## [EXERCISE DESCRIPTION]
Locate every line below that contains the word "name" and copy it.

○ ○ ○ ○ ○

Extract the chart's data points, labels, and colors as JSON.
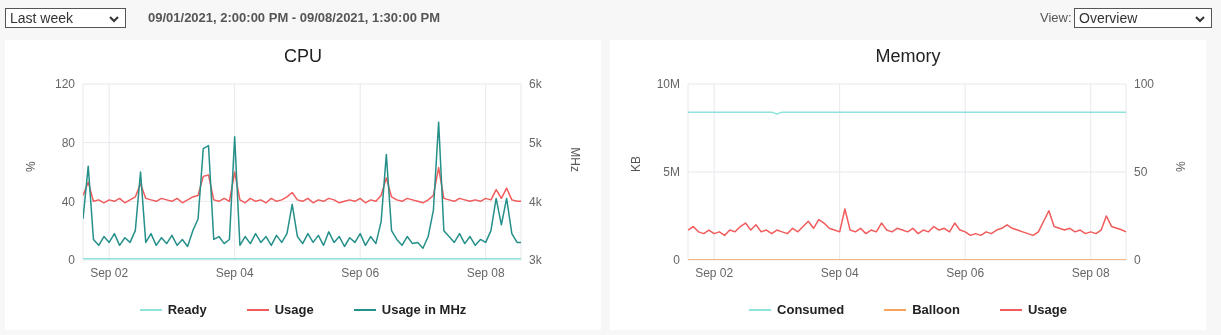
{
  "chart_data": [
    {
      "type": "line",
      "title": "CPU",
      "ylabel": "%",
      "y2label": "MHz",
      "annotations": [
        "Last week",
        "09/01/2021, 2:00:00 PM - 09/08/2021, 1:30:00 PM",
        "View:",
        "Overview"
      ],
      "x": [
        "2021-09-01T14:00",
        "2021-09-01T16:00",
        "2021-09-01T18:00",
        "2021-09-01T20:00",
        "2021-09-01T22:00",
        "2021-09-02T00:00",
        "2021-09-02T02:00",
        "2021-09-02T04:00",
        "2021-09-02T06:00",
        "2021-09-02T08:00",
        "2021-09-02T10:00",
        "2021-09-02T12:00",
        "2021-09-02T14:00",
        "2021-09-02T16:00",
        "2021-09-02T18:00",
        "2021-09-02T20:00",
        "2021-09-02T22:00",
        "2021-09-03T00:00",
        "2021-09-03T02:00",
        "2021-09-03T04:00",
        "2021-09-03T06:00",
        "2021-09-03T08:00",
        "2021-09-03T10:00",
        "2021-09-03T12:00",
        "2021-09-03T14:00",
        "2021-09-03T16:00",
        "2021-09-03T18:00",
        "2021-09-03T20:00",
        "2021-09-03T22:00",
        "2021-09-04T00:00",
        "2021-09-04T02:00",
        "2021-09-04T04:00",
        "2021-09-04T06:00",
        "2021-09-04T08:00",
        "2021-09-04T10:00",
        "2021-09-04T12:00",
        "2021-09-04T14:00",
        "2021-09-04T16:00",
        "2021-09-04T18:00",
        "2021-09-04T20:00",
        "2021-09-04T22:00",
        "2021-09-05T00:00",
        "2021-09-05T02:00",
        "2021-09-05T04:00",
        "2021-09-05T06:00",
        "2021-09-05T08:00",
        "2021-09-05T10:00",
        "2021-09-05T12:00",
        "2021-09-05T14:00",
        "2021-09-05T16:00",
        "2021-09-05T18:00",
        "2021-09-05T20:00",
        "2021-09-05T22:00",
        "2021-09-06T00:00",
        "2021-09-06T02:00",
        "2021-09-06T04:00",
        "2021-09-06T06:00",
        "2021-09-06T08:00",
        "2021-09-06T10:00",
        "2021-09-06T12:00",
        "2021-09-06T14:00",
        "2021-09-06T16:00",
        "2021-09-06T18:00",
        "2021-09-06T20:00",
        "2021-09-06T22:00",
        "2021-09-07T00:00",
        "2021-09-07T02:00",
        "2021-09-07T04:00",
        "2021-09-07T06:00",
        "2021-09-07T08:00",
        "2021-09-07T10:00",
        "2021-09-07T12:00",
        "2021-09-07T14:00",
        "2021-09-07T16:00",
        "2021-09-07T18:00",
        "2021-09-07T20:00",
        "2021-09-07T22:00",
        "2021-09-08T00:00",
        "2021-09-08T02:00",
        "2021-09-08T04:00",
        "2021-09-08T06:00",
        "2021-09-08T08:00",
        "2021-09-08T10:00",
        "2021-09-08T12:00",
        "2021-09-08T13:30"
      ],
      "xlim": [
        "2021-09-01T14:00",
        "2021-09-08T13:30"
      ],
      "xticks": [
        {
          "value": "2021-09-02T00:00",
          "label": "Sep 02"
        },
        {
          "value": "2021-09-04T00:00",
          "label": "Sep 04"
        },
        {
          "value": "2021-09-06T00:00",
          "label": "Sep 06"
        },
        {
          "value": "2021-09-08T00:00",
          "label": "Sep 08"
        }
      ],
      "ylim": [
        0,
        120
      ],
      "yticks": [
        0,
        40,
        80,
        120
      ],
      "y2lim": [
        3000,
        6000
      ],
      "y2ticks": [
        {
          "value": 3000,
          "label": "3k"
        },
        {
          "value": 4000,
          "label": "4k"
        },
        {
          "value": 5000,
          "label": "5k"
        },
        {
          "value": 6000,
          "label": "6k"
        }
      ],
      "grid": true,
      "legend": "bottom",
      "marker": "none",
      "line_style": "solid",
      "series": [
        {
          "name": "Ready",
          "color": "#8ee4dc",
          "values": [
            0.8,
            0.8,
            0.8,
            0.8,
            0.8,
            0.8,
            0.8,
            0.8,
            0.8,
            0.8,
            0.8,
            0.8,
            0.8,
            0.8,
            0.8,
            0.8,
            0.8,
            0.8,
            0.8,
            0.8,
            0.8,
            0.8,
            0.8,
            0.8,
            0.8,
            0.8,
            0.8,
            0.8,
            0.8,
            0.8,
            0.8,
            0.8,
            0.8,
            0.8,
            0.8,
            0.8,
            0.8,
            0.8,
            0.8,
            0.8,
            0.8,
            0.8,
            0.8,
            0.8,
            0.8,
            0.8,
            0.8,
            0.8,
            0.8,
            0.8,
            0.8,
            0.8,
            0.8,
            0.8,
            0.8,
            0.8,
            0.8,
            0.8,
            0.8,
            0.8,
            0.8,
            0.8,
            0.8,
            0.8,
            0.8,
            0.8,
            0.8,
            0.8,
            0.8,
            0.8,
            0.8,
            0.8,
            0.8,
            0.8,
            0.8,
            0.8,
            0.8,
            0.8,
            0.8,
            0.8,
            0.8,
            0.8,
            0.8,
            0.8,
            0.8
          ]
        },
        {
          "name": "Usage",
          "color": "#f15b5b",
          "values": [
            44,
            53,
            40,
            41,
            39,
            41,
            40,
            42,
            39,
            41,
            43,
            52,
            42,
            41,
            40,
            42,
            41,
            40,
            42,
            39,
            41,
            43,
            44,
            57,
            58,
            41,
            40,
            42,
            40,
            60,
            41,
            39,
            42,
            40,
            41,
            39,
            42,
            40,
            41,
            43,
            46,
            41,
            40,
            42,
            39,
            41,
            40,
            42,
            41,
            39,
            40,
            41,
            40,
            42,
            39,
            41,
            40,
            44,
            56,
            43,
            41,
            40,
            42,
            41,
            40,
            39,
            41,
            44,
            63,
            42,
            41,
            40,
            42,
            41,
            40,
            41,
            40,
            42,
            41,
            48,
            42,
            49,
            41,
            40,
            40
          ]
        },
        {
          "name": "Usage in MHz",
          "color": "#25908a",
          "axis": "y2",
          "values": [
            3700,
            4600,
            3350,
            3250,
            3400,
            3300,
            3450,
            3250,
            3380,
            3300,
            3500,
            4500,
            3300,
            3450,
            3250,
            3380,
            3280,
            3420,
            3250,
            3350,
            3230,
            3500,
            3700,
            4900,
            4950,
            3350,
            3400,
            3280,
            3350,
            5100,
            3250,
            3400,
            3280,
            3450,
            3300,
            3400,
            3250,
            3420,
            3300,
            3450,
            3950,
            3400,
            3280,
            3450,
            3300,
            3420,
            3250,
            3480,
            3300,
            3400,
            3230,
            3380,
            3300,
            3450,
            3250,
            3400,
            3280,
            3650,
            4800,
            3500,
            3350,
            3250,
            3400,
            3280,
            3300,
            3200,
            3400,
            3850,
            5350,
            3500,
            3400,
            3300,
            3450,
            3280,
            3400,
            3250,
            3350,
            3300,
            3500,
            4050,
            3600,
            4050,
            3450,
            3300,
            3300
          ]
        }
      ]
    },
    {
      "type": "line",
      "title": "Memory",
      "ylabel": "KB",
      "y2label": "%",
      "x": [
        "2021-09-01T14:00",
        "2021-09-01T16:00",
        "2021-09-01T18:00",
        "2021-09-01T20:00",
        "2021-09-01T22:00",
        "2021-09-02T00:00",
        "2021-09-02T02:00",
        "2021-09-02T04:00",
        "2021-09-02T06:00",
        "2021-09-02T08:00",
        "2021-09-02T10:00",
        "2021-09-02T12:00",
        "2021-09-02T14:00",
        "2021-09-02T16:00",
        "2021-09-02T18:00",
        "2021-09-02T20:00",
        "2021-09-02T22:00",
        "2021-09-03T00:00",
        "2021-09-03T02:00",
        "2021-09-03T04:00",
        "2021-09-03T06:00",
        "2021-09-03T08:00",
        "2021-09-03T10:00",
        "2021-09-03T12:00",
        "2021-09-03T14:00",
        "2021-09-03T16:00",
        "2021-09-03T18:00",
        "2021-09-03T20:00",
        "2021-09-03T22:00",
        "2021-09-04T00:00",
        "2021-09-04T02:00",
        "2021-09-04T04:00",
        "2021-09-04T06:00",
        "2021-09-04T08:00",
        "2021-09-04T10:00",
        "2021-09-04T12:00",
        "2021-09-04T14:00",
        "2021-09-04T16:00",
        "2021-09-04T18:00",
        "2021-09-04T20:00",
        "2021-09-04T22:00",
        "2021-09-05T00:00",
        "2021-09-05T02:00",
        "2021-09-05T04:00",
        "2021-09-05T06:00",
        "2021-09-05T08:00",
        "2021-09-05T10:00",
        "2021-09-05T12:00",
        "2021-09-05T14:00",
        "2021-09-05T16:00",
        "2021-09-05T18:00",
        "2021-09-05T20:00",
        "2021-09-05T22:00",
        "2021-09-06T00:00",
        "2021-09-06T02:00",
        "2021-09-06T04:00",
        "2021-09-06T06:00",
        "2021-09-06T08:00",
        "2021-09-06T10:00",
        "2021-09-06T12:00",
        "2021-09-06T14:00",
        "2021-09-06T16:00",
        "2021-09-06T18:00",
        "2021-09-06T20:00",
        "2021-09-06T22:00",
        "2021-09-07T00:00",
        "2021-09-07T02:00",
        "2021-09-07T04:00",
        "2021-09-07T06:00",
        "2021-09-07T08:00",
        "2021-09-07T10:00",
        "2021-09-07T12:00",
        "2021-09-07T14:00",
        "2021-09-07T16:00",
        "2021-09-07T18:00",
        "2021-09-07T20:00",
        "2021-09-07T22:00",
        "2021-09-08T00:00",
        "2021-09-08T02:00",
        "2021-09-08T04:00",
        "2021-09-08T06:00",
        "2021-09-08T08:00",
        "2021-09-08T10:00",
        "2021-09-08T12:00",
        "2021-09-08T13:30"
      ],
      "xlim": [
        "2021-09-01T14:00",
        "2021-09-08T13:30"
      ],
      "xticks": [
        {
          "value": "2021-09-02T00:00",
          "label": "Sep 02"
        },
        {
          "value": "2021-09-04T00:00",
          "label": "Sep 04"
        },
        {
          "value": "2021-09-06T00:00",
          "label": "Sep 06"
        },
        {
          "value": "2021-09-08T00:00",
          "label": "Sep 08"
        }
      ],
      "ylim": [
        0,
        10000000
      ],
      "yticks": [
        0,
        {
          "value": 5000000,
          "label": "5M"
        },
        {
          "value": 10000000,
          "label": "10M"
        }
      ],
      "y2lim": [
        0,
        100
      ],
      "y2ticks": [
        0,
        50,
        100
      ],
      "grid": true,
      "legend": "bottom",
      "marker": "none",
      "line_style": "solid",
      "series": [
        {
          "name": "Consumed",
          "color": "#8ee4dc",
          "values": [
            8400000,
            8400000,
            8400000,
            8400000,
            8400000,
            8400000,
            8400000,
            8400000,
            8400000,
            8400000,
            8400000,
            8400000,
            8400000,
            8400000,
            8400000,
            8400000,
            8400000,
            8300000,
            8400000,
            8400000,
            8400000,
            8400000,
            8400000,
            8400000,
            8400000,
            8400000,
            8400000,
            8400000,
            8400000,
            8400000,
            8400000,
            8400000,
            8400000,
            8400000,
            8400000,
            8400000,
            8400000,
            8400000,
            8400000,
            8400000,
            8400000,
            8400000,
            8400000,
            8400000,
            8400000,
            8400000,
            8400000,
            8400000,
            8400000,
            8400000,
            8400000,
            8400000,
            8400000,
            8400000,
            8400000,
            8400000,
            8400000,
            8400000,
            8400000,
            8400000,
            8400000,
            8400000,
            8400000,
            8400000,
            8400000,
            8400000,
            8400000,
            8400000,
            8400000,
            8400000,
            8400000,
            8400000,
            8400000,
            8400000,
            8400000,
            8400000,
            8400000,
            8400000,
            8400000,
            8400000,
            8400000,
            8400000,
            8400000,
            8400000,
            8400000
          ]
        },
        {
          "name": "Balloon",
          "color": "#f7a35c",
          "values": [
            0,
            0,
            0,
            0,
            0,
            0,
            0,
            0,
            0,
            0,
            0,
            0,
            0,
            0,
            0,
            0,
            0,
            0,
            0,
            0,
            0,
            0,
            0,
            0,
            0,
            0,
            0,
            0,
            0,
            0,
            0,
            0,
            0,
            0,
            0,
            0,
            0,
            0,
            0,
            0,
            0,
            0,
            0,
            0,
            0,
            0,
            0,
            0,
            0,
            0,
            0,
            0,
            0,
            0,
            0,
            0,
            0,
            0,
            0,
            0,
            0,
            0,
            0,
            0,
            0,
            0,
            0,
            0,
            0,
            0,
            0,
            0,
            0,
            0,
            0,
            0,
            0,
            0,
            0,
            0,
            0,
            0,
            0,
            0,
            0
          ]
        },
        {
          "name": "Usage",
          "color": "#f15b5b",
          "axis": "y2",
          "values": [
            17,
            19,
            16,
            15,
            17,
            15,
            16,
            14,
            17,
            16,
            19,
            21,
            17,
            20,
            16,
            17,
            15,
            17,
            16,
            15,
            18,
            16,
            19,
            22,
            18,
            23,
            21,
            18,
            17,
            16,
            29,
            17,
            16,
            18,
            15,
            17,
            16,
            21,
            17,
            16,
            18,
            17,
            16,
            18,
            15,
            17,
            16,
            19,
            17,
            18,
            16,
            21,
            17,
            16,
            14,
            15,
            14,
            16,
            15,
            17,
            18,
            20,
            18,
            17,
            16,
            15,
            14,
            16,
            22,
            28,
            19,
            18,
            17,
            18,
            16,
            17,
            15,
            16,
            15,
            17,
            25,
            19,
            18,
            17,
            16
          ]
        }
      ]
    }
  ]
}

○ ○ ○ ○ ○

## [THE REPLY]
          "name": "Ready",
          "name": "Usage",
          "name": "Usage in MHz",
          "name": "Consumed",
          "name": "Balloon",
          "name": "Usage",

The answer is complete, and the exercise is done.